BLOC DE TEXTE
Avons-nous le même Dieu que les Musulmans?
publié dans la doctrine catholique le 6 mars 2019
Avons-nous le même Dieu que les musulmans ?
SOURCE – FSSPX Actualités – 5 mars 2019
D’après le concile Vatican II, les musulmans « adorent avec nous le même Dieu ». C’est ce qu’affirme la Constitution dogmatique Lumen gentium du 21 novembre 1964 : « le dessein de salut englobe aussi ceux qui reconnaissent le Créateur, et parmi eux, d’abord, les musulmans qui, en déclarant qu’ils gardent la foi d’Abraham, adorent avec nous le Dieu unique, miséricordieux, qui jugera les hommes au dernier jour. » (n°16).

CONSIGNE
D'après le bloc de texte, quelle constitution dogmatique du concile Vatican II déclare que les musulmans « adorent avec nous le Dieu unique », et à quelle date a-t-elle été promulguée ?

DONNÉES EXTRAITES
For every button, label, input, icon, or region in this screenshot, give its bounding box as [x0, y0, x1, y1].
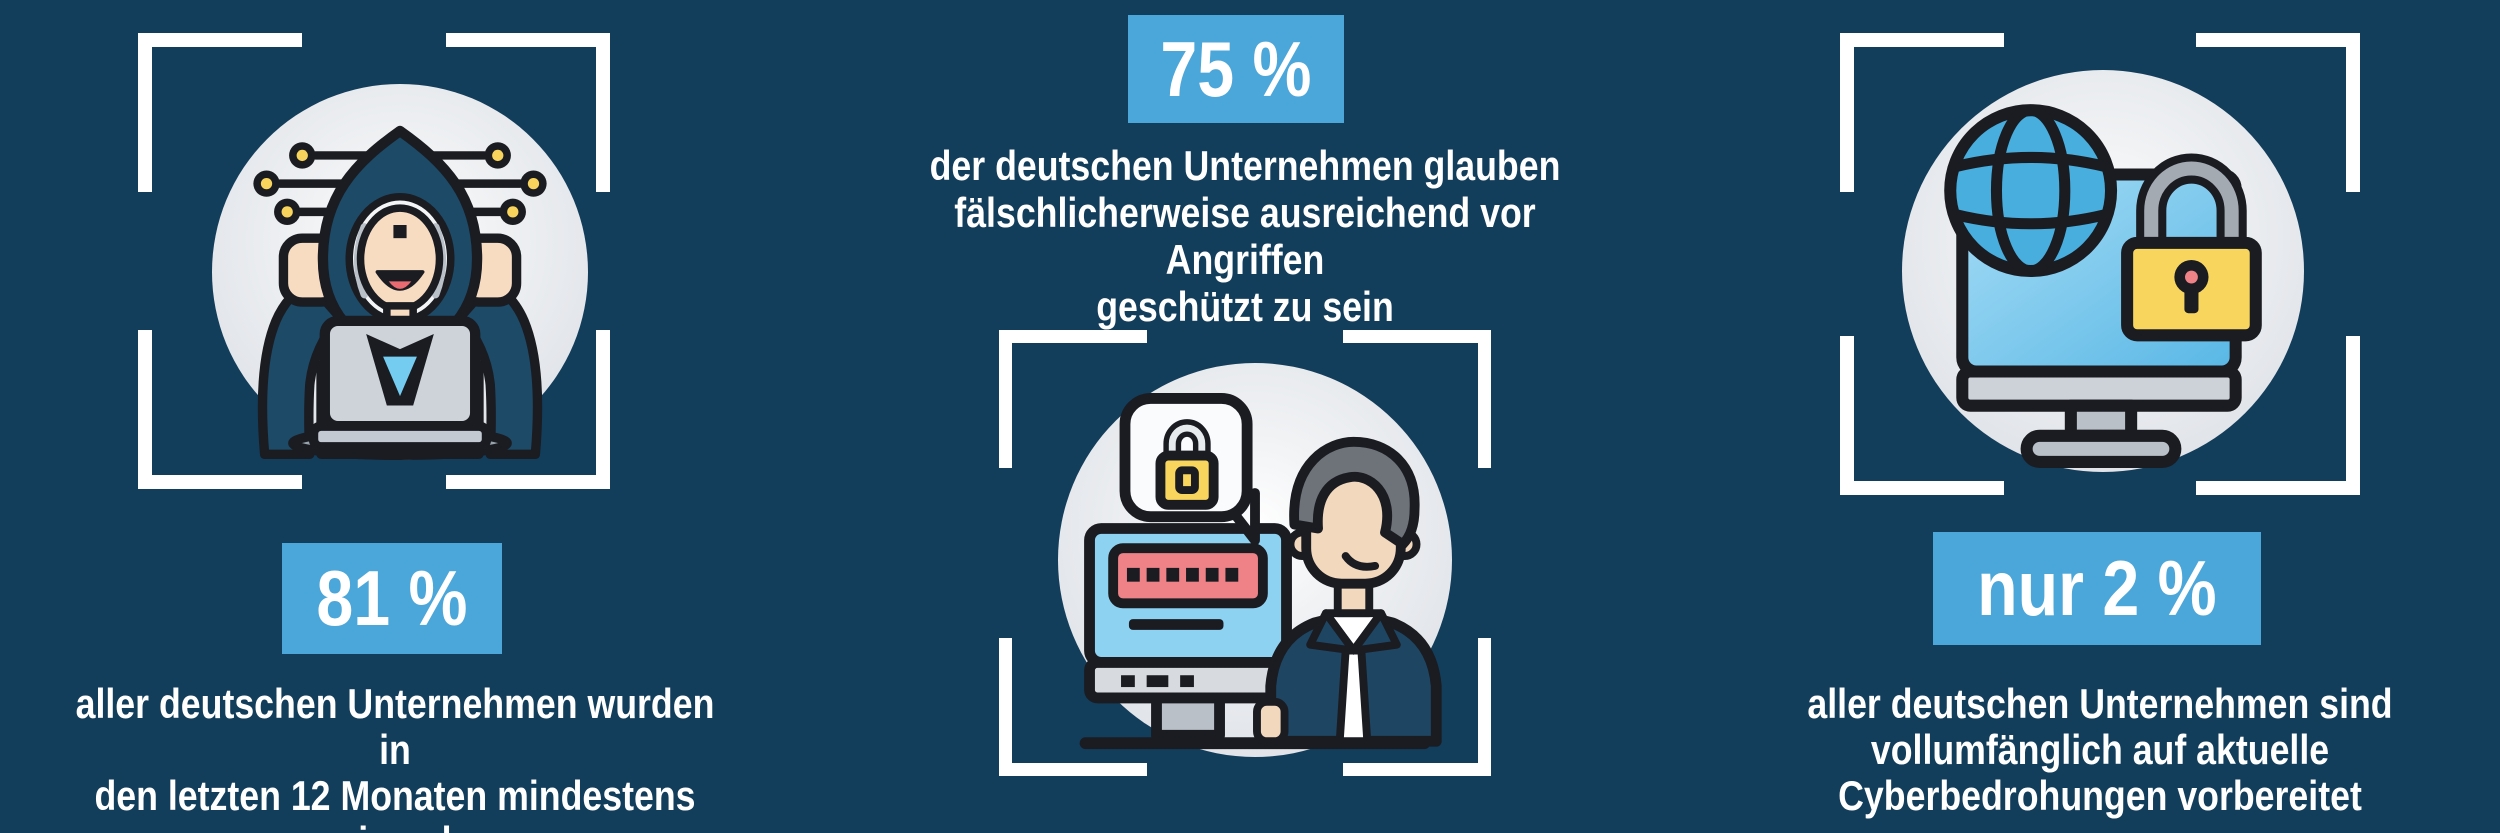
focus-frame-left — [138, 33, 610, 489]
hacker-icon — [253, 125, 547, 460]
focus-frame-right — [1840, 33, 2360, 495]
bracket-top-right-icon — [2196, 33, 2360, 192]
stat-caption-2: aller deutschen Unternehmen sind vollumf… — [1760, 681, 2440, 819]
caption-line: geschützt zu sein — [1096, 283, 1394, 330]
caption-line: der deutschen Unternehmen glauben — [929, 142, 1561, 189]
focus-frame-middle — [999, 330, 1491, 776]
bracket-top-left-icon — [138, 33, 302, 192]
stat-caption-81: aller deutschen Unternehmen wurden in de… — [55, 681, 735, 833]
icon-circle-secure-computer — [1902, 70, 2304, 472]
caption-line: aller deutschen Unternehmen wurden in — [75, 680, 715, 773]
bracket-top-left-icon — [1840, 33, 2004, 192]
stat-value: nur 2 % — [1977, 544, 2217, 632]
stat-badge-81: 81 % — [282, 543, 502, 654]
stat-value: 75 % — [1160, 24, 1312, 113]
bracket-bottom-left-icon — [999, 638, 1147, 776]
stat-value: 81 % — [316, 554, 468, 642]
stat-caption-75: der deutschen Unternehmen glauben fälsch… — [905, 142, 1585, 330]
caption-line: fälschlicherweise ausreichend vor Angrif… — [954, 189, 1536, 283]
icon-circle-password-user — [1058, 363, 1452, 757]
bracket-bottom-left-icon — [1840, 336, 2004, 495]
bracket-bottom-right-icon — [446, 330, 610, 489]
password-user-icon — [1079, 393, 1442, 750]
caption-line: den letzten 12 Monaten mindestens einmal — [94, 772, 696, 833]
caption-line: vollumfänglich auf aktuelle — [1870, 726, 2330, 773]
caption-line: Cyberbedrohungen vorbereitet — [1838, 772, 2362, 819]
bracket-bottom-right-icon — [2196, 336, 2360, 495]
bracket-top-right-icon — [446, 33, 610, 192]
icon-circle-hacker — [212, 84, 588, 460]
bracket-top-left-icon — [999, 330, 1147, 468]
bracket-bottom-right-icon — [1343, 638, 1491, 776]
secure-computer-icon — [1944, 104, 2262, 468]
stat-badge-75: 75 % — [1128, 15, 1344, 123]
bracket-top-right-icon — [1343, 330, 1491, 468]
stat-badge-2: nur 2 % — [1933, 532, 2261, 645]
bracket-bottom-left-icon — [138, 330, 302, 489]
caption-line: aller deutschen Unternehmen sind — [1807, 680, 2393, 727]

RÉPONSE
La Constitution dogmatique Lumen gentium, du 21 novembre 1964.